**What is being asked**: Give the number of lines containing the word "JSON" and nothing more.

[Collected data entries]
● ● ● ● ●

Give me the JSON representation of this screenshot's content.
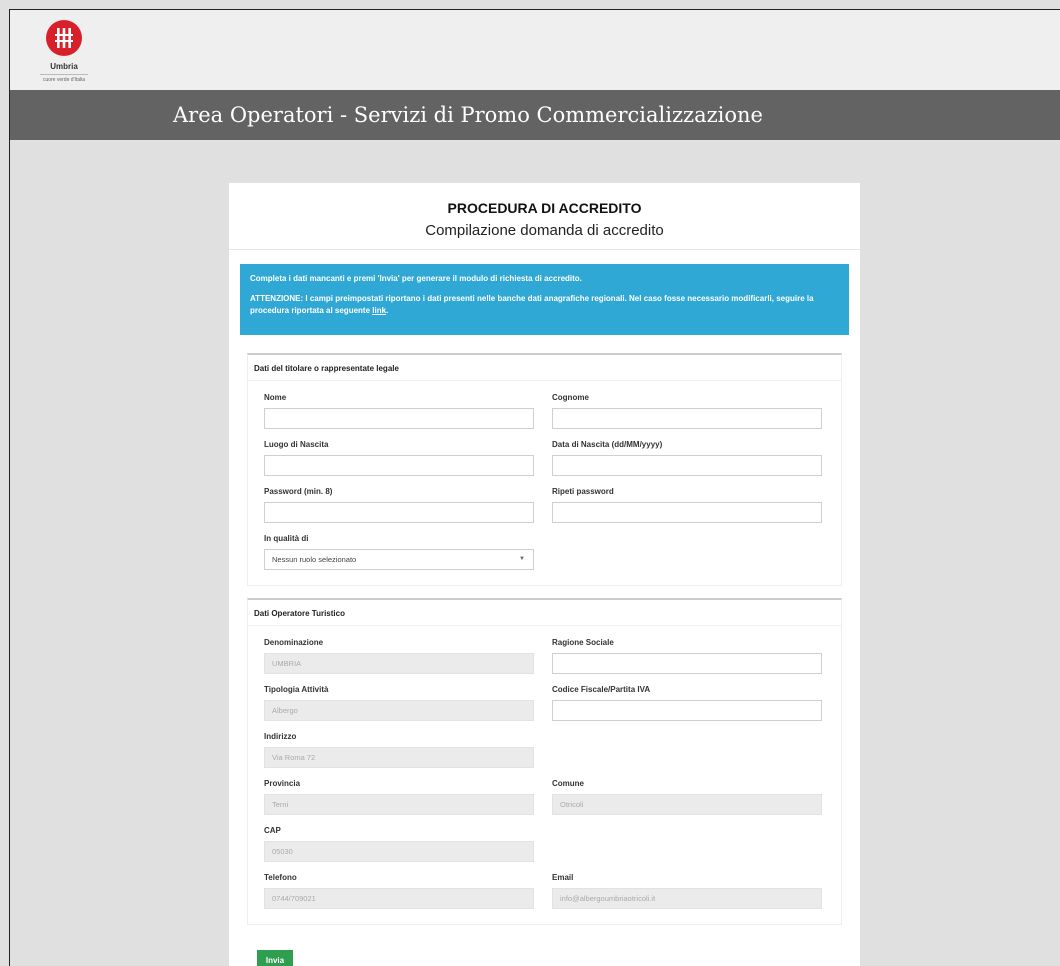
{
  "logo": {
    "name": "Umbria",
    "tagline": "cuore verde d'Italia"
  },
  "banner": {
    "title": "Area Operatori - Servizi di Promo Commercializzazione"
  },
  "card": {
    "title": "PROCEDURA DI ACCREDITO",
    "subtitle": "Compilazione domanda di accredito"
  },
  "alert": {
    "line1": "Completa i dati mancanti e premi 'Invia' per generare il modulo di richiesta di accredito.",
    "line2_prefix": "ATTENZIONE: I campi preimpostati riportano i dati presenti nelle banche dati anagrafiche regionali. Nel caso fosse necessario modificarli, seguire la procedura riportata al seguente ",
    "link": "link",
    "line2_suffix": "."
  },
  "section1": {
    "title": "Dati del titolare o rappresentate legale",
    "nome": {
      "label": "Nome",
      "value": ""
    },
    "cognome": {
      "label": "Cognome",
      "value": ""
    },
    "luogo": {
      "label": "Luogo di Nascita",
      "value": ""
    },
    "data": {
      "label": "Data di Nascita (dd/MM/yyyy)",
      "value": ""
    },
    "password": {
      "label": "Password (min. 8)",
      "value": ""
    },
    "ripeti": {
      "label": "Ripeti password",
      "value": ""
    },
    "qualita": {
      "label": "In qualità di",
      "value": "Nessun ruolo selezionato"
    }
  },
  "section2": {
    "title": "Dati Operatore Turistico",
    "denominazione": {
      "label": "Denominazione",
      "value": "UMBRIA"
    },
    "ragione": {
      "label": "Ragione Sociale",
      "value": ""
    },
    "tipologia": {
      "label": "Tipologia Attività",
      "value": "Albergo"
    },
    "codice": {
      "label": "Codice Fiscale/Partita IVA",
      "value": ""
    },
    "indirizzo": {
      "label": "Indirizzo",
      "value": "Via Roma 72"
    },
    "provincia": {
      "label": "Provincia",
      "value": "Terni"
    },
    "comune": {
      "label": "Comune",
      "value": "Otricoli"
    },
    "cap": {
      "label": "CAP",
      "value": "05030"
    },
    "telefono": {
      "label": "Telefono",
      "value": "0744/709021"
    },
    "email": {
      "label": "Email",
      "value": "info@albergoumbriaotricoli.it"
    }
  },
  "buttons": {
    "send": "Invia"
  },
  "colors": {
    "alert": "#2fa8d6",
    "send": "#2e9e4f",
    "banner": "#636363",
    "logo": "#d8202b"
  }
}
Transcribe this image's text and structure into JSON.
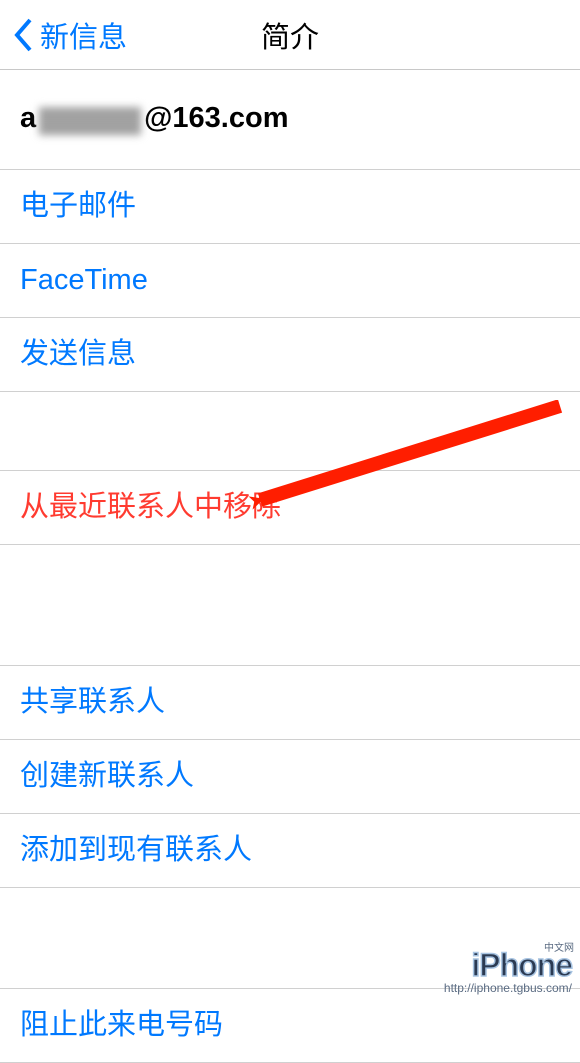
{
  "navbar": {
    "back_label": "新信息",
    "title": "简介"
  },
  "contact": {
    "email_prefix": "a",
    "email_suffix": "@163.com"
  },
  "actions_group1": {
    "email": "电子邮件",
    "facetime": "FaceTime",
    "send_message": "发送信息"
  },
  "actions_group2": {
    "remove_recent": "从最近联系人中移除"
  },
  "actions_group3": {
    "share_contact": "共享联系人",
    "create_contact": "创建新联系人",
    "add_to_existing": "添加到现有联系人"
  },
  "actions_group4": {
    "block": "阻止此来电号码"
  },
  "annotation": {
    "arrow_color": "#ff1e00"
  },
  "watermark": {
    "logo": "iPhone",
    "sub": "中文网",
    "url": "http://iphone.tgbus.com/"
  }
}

● ● ● ● ●

**Written reply**: 2